(EXERCISE): Count the lines in the data below where the string "just" occurs, please, and give the number alone.

(SOURCE DATA):
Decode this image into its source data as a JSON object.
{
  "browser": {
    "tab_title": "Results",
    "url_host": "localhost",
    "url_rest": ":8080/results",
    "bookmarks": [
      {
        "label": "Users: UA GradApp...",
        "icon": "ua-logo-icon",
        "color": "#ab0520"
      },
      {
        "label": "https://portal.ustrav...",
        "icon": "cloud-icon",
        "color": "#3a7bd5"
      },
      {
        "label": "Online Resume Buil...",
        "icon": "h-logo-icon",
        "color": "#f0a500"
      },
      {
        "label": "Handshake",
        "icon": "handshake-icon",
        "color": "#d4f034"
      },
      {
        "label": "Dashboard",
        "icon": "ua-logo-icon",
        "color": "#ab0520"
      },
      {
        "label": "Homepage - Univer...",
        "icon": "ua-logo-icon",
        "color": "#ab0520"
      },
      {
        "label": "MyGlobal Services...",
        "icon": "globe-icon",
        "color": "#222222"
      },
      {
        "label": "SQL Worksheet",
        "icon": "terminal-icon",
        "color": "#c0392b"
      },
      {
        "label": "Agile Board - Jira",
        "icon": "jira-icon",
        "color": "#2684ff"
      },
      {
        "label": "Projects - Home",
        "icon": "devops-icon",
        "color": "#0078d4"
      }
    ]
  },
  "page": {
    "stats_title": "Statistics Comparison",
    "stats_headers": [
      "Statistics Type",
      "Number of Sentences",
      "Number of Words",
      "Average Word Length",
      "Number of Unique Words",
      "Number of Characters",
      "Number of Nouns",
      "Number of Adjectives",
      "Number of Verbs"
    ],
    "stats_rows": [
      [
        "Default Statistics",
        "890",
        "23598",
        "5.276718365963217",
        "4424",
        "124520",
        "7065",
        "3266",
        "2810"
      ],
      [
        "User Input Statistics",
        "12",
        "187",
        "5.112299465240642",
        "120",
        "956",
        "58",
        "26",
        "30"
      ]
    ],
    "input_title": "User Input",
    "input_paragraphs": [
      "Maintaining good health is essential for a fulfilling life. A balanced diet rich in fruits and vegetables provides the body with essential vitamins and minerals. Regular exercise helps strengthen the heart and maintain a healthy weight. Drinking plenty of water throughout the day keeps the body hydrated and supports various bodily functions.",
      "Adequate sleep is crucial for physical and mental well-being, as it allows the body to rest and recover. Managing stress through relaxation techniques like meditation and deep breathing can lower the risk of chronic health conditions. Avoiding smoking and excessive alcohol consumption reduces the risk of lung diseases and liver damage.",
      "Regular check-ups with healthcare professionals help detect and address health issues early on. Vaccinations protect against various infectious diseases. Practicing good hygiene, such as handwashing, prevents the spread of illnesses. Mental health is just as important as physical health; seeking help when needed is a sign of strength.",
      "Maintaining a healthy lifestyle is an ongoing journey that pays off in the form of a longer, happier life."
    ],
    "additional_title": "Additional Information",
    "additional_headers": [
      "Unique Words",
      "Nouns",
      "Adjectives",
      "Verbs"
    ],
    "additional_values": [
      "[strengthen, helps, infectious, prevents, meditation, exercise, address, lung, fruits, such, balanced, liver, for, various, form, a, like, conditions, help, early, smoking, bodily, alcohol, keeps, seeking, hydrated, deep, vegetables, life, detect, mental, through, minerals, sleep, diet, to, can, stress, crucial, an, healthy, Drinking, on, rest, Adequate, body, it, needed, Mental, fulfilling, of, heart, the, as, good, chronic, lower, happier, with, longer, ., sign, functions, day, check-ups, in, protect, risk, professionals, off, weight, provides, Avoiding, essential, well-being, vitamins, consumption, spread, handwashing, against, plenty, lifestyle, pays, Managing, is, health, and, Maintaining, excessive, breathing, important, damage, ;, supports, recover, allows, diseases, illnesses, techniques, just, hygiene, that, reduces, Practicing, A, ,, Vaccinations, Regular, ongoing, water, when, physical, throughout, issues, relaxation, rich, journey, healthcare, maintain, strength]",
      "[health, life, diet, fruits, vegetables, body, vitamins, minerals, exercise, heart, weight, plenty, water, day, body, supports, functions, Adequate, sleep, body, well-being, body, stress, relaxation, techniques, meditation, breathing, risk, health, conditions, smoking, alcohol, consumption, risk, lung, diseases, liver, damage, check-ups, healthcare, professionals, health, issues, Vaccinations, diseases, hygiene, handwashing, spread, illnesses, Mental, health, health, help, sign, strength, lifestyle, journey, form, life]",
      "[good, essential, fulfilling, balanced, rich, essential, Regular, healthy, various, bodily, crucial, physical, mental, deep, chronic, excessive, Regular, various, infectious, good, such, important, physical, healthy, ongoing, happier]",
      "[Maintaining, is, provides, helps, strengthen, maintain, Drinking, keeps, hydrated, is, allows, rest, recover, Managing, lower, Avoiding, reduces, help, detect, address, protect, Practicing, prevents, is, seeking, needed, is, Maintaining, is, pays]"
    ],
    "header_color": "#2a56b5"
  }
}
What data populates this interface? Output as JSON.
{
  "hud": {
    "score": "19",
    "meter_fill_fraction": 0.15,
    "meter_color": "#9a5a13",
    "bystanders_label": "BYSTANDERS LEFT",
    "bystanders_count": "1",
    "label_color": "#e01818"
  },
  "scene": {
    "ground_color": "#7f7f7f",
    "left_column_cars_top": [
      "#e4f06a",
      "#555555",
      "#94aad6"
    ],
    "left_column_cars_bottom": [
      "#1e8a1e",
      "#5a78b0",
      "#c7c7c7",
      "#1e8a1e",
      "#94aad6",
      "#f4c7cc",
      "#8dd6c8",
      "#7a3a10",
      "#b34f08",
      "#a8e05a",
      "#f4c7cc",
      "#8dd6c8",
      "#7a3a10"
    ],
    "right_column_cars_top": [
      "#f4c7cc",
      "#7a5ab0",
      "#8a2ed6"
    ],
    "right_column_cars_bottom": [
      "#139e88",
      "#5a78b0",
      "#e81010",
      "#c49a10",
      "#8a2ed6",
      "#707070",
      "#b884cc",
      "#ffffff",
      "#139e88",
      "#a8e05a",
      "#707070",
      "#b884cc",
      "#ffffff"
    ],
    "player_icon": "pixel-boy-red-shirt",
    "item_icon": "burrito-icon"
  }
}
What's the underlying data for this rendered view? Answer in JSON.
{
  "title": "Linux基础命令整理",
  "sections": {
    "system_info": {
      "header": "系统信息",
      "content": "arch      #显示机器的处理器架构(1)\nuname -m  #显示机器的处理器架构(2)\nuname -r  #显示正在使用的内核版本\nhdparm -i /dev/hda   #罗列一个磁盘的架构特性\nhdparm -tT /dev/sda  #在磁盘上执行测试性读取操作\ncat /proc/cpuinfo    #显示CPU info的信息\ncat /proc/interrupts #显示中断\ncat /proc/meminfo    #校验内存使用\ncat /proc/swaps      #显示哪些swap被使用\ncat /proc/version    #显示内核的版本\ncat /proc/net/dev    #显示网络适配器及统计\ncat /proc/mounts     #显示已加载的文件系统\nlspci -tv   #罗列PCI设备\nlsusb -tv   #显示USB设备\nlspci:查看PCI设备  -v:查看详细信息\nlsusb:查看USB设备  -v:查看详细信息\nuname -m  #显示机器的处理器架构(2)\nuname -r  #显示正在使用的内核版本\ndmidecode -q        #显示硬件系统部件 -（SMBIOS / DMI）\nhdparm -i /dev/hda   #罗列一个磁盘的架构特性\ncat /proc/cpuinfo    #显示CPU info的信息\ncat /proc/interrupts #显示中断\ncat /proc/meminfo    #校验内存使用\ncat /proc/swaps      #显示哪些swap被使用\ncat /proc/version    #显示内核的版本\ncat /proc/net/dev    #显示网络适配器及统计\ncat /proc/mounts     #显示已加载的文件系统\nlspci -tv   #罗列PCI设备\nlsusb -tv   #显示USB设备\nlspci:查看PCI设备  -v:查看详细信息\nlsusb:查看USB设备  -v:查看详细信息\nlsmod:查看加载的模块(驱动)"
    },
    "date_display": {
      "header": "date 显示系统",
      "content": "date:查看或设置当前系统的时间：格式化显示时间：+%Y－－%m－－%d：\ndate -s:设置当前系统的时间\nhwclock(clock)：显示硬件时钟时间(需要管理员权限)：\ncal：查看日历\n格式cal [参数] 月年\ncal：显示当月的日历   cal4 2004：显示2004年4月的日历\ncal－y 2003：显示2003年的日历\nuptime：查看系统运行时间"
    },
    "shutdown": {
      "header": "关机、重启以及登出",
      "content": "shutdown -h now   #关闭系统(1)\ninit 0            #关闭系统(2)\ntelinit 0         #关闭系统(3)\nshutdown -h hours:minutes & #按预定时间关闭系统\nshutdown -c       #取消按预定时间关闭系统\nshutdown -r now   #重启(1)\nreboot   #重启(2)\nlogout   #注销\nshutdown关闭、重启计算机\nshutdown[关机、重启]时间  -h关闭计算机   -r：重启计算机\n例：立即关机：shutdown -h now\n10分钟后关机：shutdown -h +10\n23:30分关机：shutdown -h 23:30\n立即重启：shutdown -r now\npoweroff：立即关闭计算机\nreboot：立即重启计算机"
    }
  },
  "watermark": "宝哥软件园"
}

(FINAL ANSWER): 2